►
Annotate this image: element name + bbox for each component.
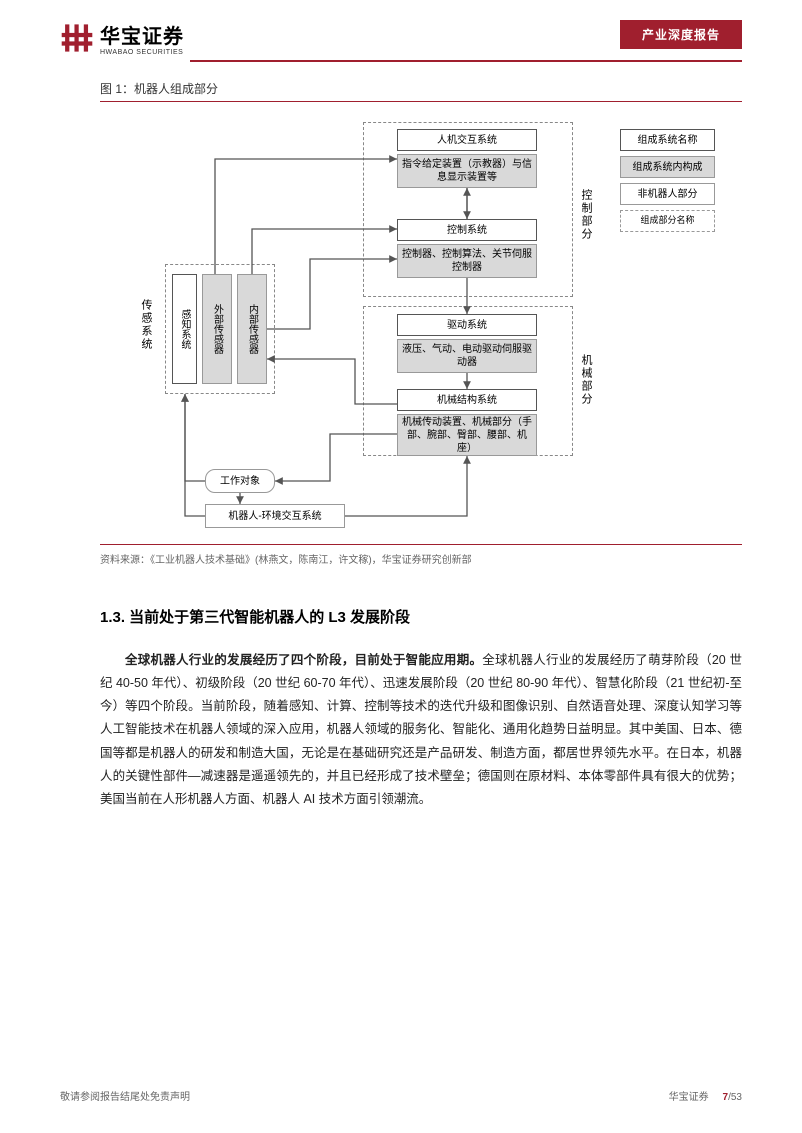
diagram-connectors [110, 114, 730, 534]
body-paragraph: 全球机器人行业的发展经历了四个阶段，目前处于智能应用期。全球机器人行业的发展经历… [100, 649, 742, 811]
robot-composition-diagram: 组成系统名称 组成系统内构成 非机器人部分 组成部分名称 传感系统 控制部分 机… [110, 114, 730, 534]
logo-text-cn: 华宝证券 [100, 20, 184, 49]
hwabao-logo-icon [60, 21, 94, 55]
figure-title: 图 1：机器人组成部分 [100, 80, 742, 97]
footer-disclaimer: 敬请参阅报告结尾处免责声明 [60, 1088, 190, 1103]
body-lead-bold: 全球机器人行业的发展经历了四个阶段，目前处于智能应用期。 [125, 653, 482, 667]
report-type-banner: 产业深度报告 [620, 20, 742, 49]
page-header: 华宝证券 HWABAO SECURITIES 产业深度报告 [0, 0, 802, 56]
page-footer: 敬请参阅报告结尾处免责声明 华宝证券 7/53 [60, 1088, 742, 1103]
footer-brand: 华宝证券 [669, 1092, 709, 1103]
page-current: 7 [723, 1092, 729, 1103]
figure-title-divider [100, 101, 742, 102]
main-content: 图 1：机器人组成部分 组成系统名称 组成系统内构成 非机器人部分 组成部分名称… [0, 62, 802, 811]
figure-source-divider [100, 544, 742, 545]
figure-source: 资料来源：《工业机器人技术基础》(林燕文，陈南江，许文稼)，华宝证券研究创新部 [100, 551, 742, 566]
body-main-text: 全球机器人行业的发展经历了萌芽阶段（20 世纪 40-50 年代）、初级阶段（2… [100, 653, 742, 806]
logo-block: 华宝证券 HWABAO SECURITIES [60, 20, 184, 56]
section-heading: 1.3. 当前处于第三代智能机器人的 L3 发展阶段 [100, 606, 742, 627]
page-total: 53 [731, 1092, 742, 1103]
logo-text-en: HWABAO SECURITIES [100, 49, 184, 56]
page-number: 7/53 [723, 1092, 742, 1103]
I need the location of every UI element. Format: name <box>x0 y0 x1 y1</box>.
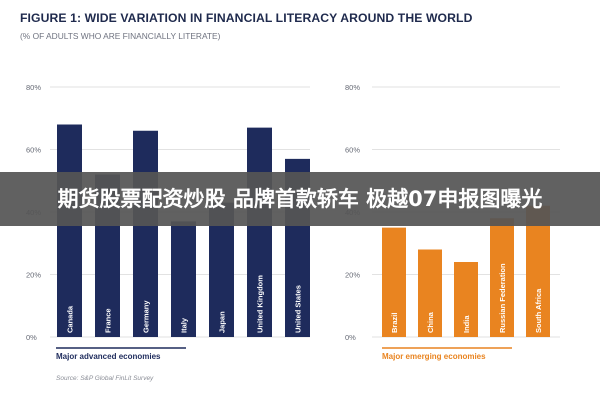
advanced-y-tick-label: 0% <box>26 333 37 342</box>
◄
Aim:
Identify each line in the records above that contains the string "组成部分名称", and copy those lines in full.

Final answer:
robot-composition-diagram: 组成系统名称 组成系统内构成 非机器人部分 组成部分名称 传感系统 控制部分 机… [110, 114, 730, 534]
main-content: 图 1：机器人组成部分 组成系统名称 组成系统内构成 非机器人部分 组成部分名称… [0, 62, 802, 811]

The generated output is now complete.